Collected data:
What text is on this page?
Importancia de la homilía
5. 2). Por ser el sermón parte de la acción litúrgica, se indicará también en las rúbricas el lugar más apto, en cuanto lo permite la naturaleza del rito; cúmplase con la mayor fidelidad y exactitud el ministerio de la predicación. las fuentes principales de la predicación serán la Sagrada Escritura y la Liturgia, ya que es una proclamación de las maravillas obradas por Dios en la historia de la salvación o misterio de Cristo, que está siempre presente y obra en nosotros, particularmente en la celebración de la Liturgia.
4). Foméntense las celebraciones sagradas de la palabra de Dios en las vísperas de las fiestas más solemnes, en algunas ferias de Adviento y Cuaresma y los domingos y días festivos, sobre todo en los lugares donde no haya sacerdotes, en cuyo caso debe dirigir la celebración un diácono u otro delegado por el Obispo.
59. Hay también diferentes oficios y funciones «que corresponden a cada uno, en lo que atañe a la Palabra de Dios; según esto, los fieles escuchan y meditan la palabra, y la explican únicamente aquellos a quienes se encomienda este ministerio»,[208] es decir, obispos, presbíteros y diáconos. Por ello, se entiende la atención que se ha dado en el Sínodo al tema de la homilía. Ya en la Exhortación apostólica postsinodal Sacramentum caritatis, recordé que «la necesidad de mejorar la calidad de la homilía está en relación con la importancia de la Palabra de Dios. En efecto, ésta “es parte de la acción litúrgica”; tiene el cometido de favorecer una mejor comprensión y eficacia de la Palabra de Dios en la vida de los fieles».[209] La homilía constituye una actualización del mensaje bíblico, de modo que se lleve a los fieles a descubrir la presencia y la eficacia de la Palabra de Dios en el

Task directions |
Please reproduce each record precisely as written.

Expected output |
What text is on this page?
Importancia de la homilía
5. 2). Por ser el sermón parte de la acción litúrgica, se indicará también en las rúbricas el lugar más apto, en cuanto lo permite la naturaleza del rito; cúmplase con la mayor fidelidad y exactitud el ministerio de la predicación. las fuentes principales de la predicación serán la Sagrada Escritura y la Liturgia, ya que es una proclamación de las maravillas obradas por Dios en la historia de la salvación o misterio de Cristo, que está siempre presente y obra en nosotros, particularmente en la celebración de la Liturgia.
4). Foméntense las celebraciones sagradas de la palabra de Dios en las vísperas de las fiestas más solemnes, en algunas ferias de Adviento y Cuaresma y los domingos y días festivos, sobre todo en los lugares donde no haya sacerdotes, en cuyo caso debe dirigir la celebración un diácono u otro delegado por el Obispo.
59. Hay también diferentes oficios y funciones «que corresponden a cada uno, en lo que atañe a la Palabra de Dios; según esto, los fieles escuchan y meditan la palabra, y la explican únicamente aquellos a quienes se encomienda este ministerio»,[208] es decir, obispos, presbíteros y diáconos. Por ello, se entiende la atención que se ha dado en el Sínodo al tema de la homilía. Ya en la Exhortación apostólica postsinodal Sacramentum caritatis, recordé que «la necesidad de mejorar la calidad de la homilía está en relación con la importancia de la Palabra de Dios. En efecto, ésta “es parte de la acción litúrgica”; tiene el cometido de favorecer una mejor comprensión y eficacia de la Palabra de Dios en la vida de los fieles».[209] La homilía constituye una actualización del mensaje bíblico, de modo que se lleve a los fieles a descubrir la presencia y la eficacia de la Palabra de Dios en el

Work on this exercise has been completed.